┏━━

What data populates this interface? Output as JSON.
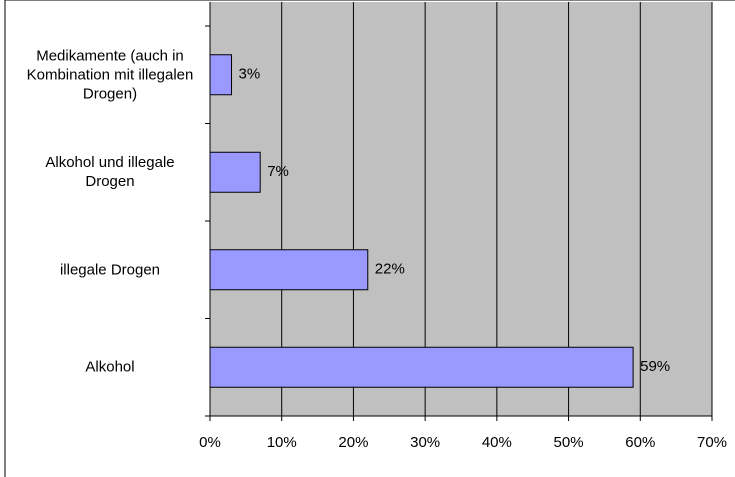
{
  "chart_data": {
    "type": "bar",
    "orientation": "horizontal",
    "categories": [
      "Medikamente (auch in Kombination mit illegalen Drogen)",
      "Alkohol und illegale Drogen",
      "illegale Drogen",
      "Alkohol"
    ],
    "values": [
      3,
      7,
      22,
      59
    ],
    "value_labels": [
      "3%",
      "7%",
      "22%",
      "59%"
    ],
    "color": "#9999ff",
    "xlim": [
      0,
      70
    ],
    "xticks": [
      {
        "value": 0,
        "label": "0%"
      },
      {
        "value": 10,
        "label": "10%"
      },
      {
        "value": 20,
        "label": "20%"
      },
      {
        "value": 30,
        "label": "30%"
      },
      {
        "value": 40,
        "label": "40%"
      },
      {
        "value": 50,
        "label": "50%"
      },
      {
        "value": 60,
        "label": "60%"
      },
      {
        "value": 70,
        "label": "70%"
      }
    ],
    "grid": true
  }
}
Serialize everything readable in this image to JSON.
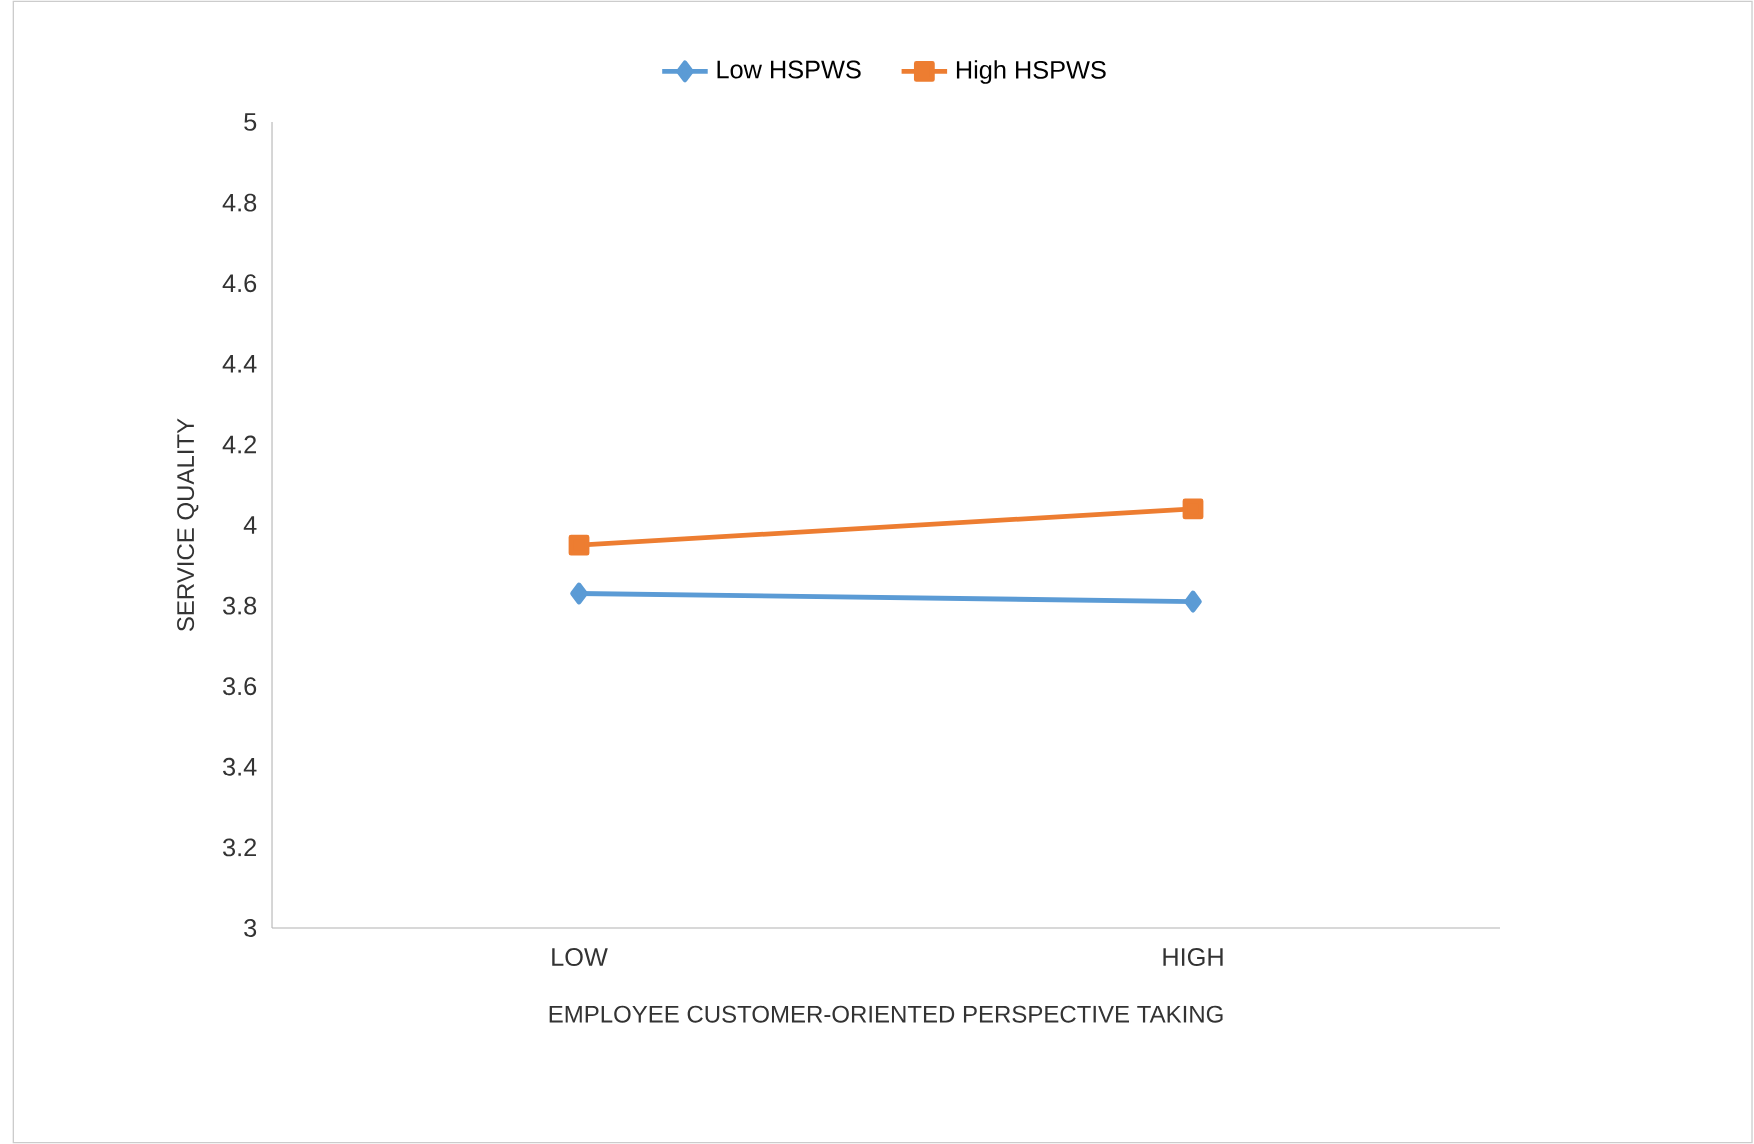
{
  "chart_data": {
    "type": "line",
    "xlabel": "EMPLOYEE CUSTOMER-ORIENTED PERSPECTIVE TAKING",
    "ylabel": "SERVICE QUALITY",
    "categories": [
      "LOW",
      "HIGH"
    ],
    "series": [
      {
        "name": "Low HSPWS",
        "color": "#5b9bd5",
        "values": [
          3.83,
          3.81
        ],
        "marker": "diamond"
      },
      {
        "name": "High HSPWS",
        "color": "#ed7d31",
        "values": [
          3.95,
          4.04
        ],
        "marker": "square"
      }
    ],
    "ylim": [
      3,
      5
    ],
    "yticks": [
      3,
      3.2,
      3.4,
      3.6,
      3.8,
      4,
      4.2,
      4.4,
      4.6,
      4.8,
      5
    ],
    "grid": false,
    "legend": "top",
    "line_style": "solid"
  }
}
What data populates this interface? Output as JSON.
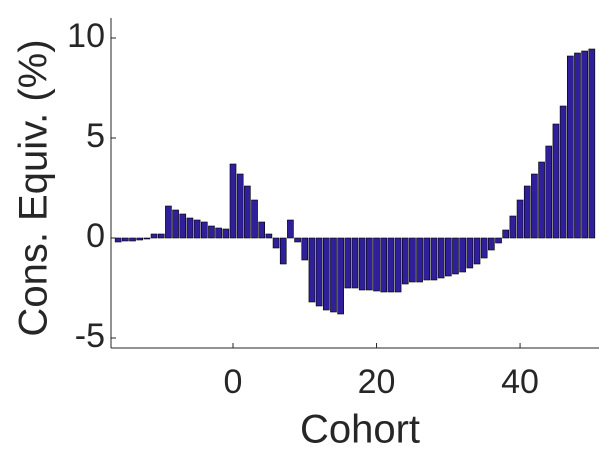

┗━━

▶ **To be done**: Reproduce the records verbatim, omitting all images they contain.

▶ **Task response**:
What data populates this interface? Output as JSON.
{
  "chart_data": {
    "type": "bar",
    "orientation": "horizontal",
    "categories": [
      "Medikamente (auch in Kombination mit illegalen Drogen)",
      "Alkohol und illegale Drogen",
      "illegale Drogen",
      "Alkohol"
    ],
    "values": [
      3,
      7,
      22,
      59
    ],
    "value_labels": [
      "3%",
      "7%",
      "22%",
      "59%"
    ],
    "color": "#9999ff",
    "xlim": [
      0,
      70
    ],
    "xticks": [
      {
        "value": 0,
        "label": "0%"
      },
      {
        "value": 10,
        "label": "10%"
      },
      {
        "value": 20,
        "label": "20%"
      },
      {
        "value": 30,
        "label": "30%"
      },
      {
        "value": 40,
        "label": "40%"
      },
      {
        "value": 50,
        "label": "50%"
      },
      {
        "value": 60,
        "label": "60%"
      },
      {
        "value": 70,
        "label": "70%"
      }
    ],
    "grid": true
  }
}
Serialize everything readable in this image to JSON.
{
  "chart_data": {
    "type": "line",
    "xlabel": "EMPLOYEE CUSTOMER-ORIENTED PERSPECTIVE TAKING",
    "ylabel": "SERVICE QUALITY",
    "categories": [
      "LOW",
      "HIGH"
    ],
    "series": [
      {
        "name": "Low HSPWS",
        "color": "#5b9bd5",
        "values": [
          3.83,
          3.81
        ],
        "marker": "diamond"
      },
      {
        "name": "High HSPWS",
        "color": "#ed7d31",
        "values": [
          3.95,
          4.04
        ],
        "marker": "square"
      }
    ],
    "ylim": [
      3,
      5
    ],
    "yticks": [
      3,
      3.2,
      3.4,
      3.6,
      3.8,
      4,
      4.2,
      4.4,
      4.6,
      4.8,
      5
    ],
    "grid": false,
    "legend": "top",
    "line_style": "solid"
  }
}
What data populates this interface? Output as JSON.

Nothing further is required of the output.